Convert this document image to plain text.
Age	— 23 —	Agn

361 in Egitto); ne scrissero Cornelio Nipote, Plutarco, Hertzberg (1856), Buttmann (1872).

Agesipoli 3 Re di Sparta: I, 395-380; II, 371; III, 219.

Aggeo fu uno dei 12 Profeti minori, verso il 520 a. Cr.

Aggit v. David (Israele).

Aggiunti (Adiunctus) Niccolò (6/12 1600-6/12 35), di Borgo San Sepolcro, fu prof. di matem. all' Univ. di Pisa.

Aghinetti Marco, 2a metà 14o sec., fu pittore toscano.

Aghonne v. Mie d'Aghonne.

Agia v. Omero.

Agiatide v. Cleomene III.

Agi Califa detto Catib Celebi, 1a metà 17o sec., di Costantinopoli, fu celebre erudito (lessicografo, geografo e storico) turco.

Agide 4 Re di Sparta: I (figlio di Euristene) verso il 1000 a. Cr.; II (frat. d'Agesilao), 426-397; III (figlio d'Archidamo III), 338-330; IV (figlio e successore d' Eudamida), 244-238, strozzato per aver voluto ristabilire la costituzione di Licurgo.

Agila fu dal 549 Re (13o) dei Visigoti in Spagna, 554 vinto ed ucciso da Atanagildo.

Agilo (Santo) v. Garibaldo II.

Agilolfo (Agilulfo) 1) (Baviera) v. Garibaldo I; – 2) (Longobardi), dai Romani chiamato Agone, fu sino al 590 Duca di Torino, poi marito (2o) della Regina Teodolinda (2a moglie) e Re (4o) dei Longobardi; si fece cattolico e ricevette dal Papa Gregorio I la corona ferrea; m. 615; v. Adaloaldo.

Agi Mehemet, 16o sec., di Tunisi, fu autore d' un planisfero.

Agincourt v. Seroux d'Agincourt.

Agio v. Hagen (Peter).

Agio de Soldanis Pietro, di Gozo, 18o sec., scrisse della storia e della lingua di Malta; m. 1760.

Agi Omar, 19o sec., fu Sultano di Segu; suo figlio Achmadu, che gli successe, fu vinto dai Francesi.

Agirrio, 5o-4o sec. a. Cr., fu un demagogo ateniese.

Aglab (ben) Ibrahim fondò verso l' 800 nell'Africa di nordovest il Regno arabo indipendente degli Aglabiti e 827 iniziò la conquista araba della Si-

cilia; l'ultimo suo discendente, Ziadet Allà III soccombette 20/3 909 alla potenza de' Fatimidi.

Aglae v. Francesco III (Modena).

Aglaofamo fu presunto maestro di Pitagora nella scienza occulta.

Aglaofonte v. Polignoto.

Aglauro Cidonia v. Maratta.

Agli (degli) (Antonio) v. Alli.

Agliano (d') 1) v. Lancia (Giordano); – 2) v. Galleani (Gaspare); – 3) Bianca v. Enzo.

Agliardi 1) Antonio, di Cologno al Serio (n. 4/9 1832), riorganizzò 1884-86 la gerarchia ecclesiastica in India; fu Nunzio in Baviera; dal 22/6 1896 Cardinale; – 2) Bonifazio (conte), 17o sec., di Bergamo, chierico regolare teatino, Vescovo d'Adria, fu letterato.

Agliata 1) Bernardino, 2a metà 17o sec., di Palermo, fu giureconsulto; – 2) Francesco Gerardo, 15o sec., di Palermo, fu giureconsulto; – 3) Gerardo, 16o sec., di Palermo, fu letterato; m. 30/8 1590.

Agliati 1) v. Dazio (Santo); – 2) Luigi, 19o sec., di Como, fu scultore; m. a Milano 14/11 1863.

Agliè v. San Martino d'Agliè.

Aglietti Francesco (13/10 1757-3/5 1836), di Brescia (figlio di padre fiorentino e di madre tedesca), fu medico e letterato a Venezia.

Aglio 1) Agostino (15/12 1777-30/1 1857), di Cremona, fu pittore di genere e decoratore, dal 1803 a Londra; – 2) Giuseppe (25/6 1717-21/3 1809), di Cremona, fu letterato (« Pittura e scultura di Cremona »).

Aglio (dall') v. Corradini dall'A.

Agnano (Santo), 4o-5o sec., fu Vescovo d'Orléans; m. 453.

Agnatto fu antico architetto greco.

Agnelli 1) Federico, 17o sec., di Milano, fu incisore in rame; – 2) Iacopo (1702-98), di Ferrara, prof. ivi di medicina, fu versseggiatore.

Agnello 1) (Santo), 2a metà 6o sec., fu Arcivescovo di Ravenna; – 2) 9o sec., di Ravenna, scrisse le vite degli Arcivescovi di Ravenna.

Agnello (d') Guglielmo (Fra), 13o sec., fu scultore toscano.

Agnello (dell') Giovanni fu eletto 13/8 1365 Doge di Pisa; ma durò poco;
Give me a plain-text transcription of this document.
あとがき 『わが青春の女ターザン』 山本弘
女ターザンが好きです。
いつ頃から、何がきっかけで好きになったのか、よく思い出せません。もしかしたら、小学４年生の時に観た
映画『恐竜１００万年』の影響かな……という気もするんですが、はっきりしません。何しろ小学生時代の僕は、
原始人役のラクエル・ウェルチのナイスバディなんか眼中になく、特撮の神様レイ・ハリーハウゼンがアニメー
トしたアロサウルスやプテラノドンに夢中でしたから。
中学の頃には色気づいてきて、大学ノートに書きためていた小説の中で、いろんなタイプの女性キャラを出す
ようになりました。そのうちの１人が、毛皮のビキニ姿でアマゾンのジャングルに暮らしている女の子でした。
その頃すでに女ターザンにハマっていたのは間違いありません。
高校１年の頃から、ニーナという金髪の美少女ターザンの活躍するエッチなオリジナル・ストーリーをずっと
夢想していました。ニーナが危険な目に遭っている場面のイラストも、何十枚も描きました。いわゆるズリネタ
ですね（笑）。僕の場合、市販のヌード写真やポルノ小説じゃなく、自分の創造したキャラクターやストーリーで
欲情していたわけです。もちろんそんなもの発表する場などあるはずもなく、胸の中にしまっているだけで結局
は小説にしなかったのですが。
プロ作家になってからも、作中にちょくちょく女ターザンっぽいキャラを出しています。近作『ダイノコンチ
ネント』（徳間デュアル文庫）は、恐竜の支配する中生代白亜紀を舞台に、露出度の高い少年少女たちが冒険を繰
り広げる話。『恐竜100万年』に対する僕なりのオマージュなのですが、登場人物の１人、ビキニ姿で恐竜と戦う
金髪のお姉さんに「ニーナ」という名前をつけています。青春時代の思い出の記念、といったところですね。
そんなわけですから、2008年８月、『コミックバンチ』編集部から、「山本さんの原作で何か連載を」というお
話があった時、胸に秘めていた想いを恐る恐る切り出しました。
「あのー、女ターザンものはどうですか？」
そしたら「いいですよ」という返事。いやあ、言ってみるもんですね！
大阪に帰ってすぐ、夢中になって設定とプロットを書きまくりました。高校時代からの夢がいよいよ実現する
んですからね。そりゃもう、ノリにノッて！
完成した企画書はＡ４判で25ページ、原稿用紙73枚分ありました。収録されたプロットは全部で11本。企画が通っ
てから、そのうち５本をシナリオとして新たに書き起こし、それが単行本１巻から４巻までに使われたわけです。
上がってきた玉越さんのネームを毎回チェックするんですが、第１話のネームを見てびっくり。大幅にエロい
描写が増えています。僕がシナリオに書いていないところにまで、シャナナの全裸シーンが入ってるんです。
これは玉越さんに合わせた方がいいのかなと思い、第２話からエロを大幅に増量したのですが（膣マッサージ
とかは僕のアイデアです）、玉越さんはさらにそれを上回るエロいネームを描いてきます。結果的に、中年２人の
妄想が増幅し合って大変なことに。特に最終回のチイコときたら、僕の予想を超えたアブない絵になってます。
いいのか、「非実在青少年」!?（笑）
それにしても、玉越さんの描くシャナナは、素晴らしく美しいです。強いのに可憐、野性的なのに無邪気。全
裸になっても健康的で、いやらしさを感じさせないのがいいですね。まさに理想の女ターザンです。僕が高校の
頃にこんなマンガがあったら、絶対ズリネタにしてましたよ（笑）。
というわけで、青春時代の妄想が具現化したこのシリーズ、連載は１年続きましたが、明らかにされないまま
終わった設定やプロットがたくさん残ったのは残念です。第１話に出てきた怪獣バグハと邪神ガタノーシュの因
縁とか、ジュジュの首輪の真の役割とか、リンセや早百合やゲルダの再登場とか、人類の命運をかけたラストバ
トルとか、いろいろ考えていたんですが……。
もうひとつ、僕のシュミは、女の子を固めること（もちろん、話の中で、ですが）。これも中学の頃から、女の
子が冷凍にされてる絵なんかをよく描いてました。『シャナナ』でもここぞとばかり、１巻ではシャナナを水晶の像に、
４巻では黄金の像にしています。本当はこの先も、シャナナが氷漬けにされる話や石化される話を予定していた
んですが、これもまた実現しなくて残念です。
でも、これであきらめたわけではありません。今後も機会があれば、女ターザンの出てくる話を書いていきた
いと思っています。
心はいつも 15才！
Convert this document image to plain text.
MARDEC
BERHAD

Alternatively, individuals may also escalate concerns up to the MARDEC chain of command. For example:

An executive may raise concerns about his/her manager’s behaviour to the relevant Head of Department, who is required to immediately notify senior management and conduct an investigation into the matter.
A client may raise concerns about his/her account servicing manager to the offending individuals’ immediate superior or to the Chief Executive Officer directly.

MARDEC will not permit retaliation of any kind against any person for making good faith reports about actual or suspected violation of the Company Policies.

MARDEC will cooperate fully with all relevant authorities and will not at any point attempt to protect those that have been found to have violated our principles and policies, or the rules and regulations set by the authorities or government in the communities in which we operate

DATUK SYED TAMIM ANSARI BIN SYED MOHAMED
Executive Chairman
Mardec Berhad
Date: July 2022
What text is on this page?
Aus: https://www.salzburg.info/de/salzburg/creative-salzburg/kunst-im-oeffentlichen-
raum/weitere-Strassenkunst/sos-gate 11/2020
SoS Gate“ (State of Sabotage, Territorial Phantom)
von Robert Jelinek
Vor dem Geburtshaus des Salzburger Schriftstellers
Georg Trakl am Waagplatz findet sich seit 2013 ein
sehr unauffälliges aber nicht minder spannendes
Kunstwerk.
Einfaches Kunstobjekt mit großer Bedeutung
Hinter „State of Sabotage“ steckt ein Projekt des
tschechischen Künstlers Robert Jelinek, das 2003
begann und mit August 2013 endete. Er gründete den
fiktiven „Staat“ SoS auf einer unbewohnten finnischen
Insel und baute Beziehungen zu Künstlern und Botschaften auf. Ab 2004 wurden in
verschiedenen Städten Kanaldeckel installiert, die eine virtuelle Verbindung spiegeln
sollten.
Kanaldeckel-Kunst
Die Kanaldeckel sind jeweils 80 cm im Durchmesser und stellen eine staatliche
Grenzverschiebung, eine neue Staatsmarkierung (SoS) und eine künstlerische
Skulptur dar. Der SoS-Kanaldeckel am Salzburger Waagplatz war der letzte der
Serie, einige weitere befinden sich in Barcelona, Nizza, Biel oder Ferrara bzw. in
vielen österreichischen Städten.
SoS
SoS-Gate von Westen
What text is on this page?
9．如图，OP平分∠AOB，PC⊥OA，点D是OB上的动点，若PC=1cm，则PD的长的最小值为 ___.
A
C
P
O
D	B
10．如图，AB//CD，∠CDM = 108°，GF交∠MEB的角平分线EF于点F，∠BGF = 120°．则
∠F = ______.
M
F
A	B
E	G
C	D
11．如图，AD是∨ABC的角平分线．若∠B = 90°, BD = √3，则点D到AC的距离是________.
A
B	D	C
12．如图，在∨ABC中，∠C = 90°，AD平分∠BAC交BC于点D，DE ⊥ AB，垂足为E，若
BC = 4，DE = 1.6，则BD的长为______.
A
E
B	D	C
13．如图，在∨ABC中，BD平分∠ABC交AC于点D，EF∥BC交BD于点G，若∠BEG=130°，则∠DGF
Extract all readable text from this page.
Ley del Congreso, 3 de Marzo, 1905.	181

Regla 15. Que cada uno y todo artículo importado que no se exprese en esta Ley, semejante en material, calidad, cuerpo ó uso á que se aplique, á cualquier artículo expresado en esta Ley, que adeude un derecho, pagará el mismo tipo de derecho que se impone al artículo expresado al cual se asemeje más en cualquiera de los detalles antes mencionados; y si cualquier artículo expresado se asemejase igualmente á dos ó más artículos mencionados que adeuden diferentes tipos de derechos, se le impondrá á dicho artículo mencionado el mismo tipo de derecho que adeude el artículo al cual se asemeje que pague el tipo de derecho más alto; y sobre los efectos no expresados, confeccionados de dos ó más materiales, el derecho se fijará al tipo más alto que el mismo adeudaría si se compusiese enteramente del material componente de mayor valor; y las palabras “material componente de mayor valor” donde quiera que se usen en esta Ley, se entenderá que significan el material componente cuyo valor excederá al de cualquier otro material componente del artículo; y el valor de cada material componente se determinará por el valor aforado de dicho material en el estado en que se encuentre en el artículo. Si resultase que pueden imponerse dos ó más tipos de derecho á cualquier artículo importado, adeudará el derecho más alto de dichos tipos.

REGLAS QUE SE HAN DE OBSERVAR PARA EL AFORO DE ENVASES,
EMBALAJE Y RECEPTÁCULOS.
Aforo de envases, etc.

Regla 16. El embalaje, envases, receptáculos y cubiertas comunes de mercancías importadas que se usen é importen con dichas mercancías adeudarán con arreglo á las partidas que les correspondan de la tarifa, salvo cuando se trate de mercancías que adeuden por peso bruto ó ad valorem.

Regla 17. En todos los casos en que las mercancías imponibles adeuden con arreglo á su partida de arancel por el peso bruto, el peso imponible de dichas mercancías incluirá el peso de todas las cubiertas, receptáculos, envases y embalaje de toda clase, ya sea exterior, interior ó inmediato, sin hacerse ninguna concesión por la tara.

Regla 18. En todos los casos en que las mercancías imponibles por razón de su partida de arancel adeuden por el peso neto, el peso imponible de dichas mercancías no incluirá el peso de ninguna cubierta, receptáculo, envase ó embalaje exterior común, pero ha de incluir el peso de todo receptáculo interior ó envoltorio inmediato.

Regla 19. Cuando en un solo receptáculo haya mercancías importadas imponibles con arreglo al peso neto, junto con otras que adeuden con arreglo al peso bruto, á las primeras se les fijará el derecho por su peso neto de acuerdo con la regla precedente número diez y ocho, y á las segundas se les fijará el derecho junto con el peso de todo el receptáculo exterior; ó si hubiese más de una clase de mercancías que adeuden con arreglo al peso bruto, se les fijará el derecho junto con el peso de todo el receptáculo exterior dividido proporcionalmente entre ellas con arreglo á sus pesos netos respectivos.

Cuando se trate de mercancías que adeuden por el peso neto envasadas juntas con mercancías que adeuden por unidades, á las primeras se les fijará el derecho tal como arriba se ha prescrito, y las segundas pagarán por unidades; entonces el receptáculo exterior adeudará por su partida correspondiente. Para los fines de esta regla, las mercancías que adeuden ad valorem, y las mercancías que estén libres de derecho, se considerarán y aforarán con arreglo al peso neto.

::::::::::

Going through the lines above one by one, tally those with the word "Santo" and give only the total.

§ TASK SOLUTION: 4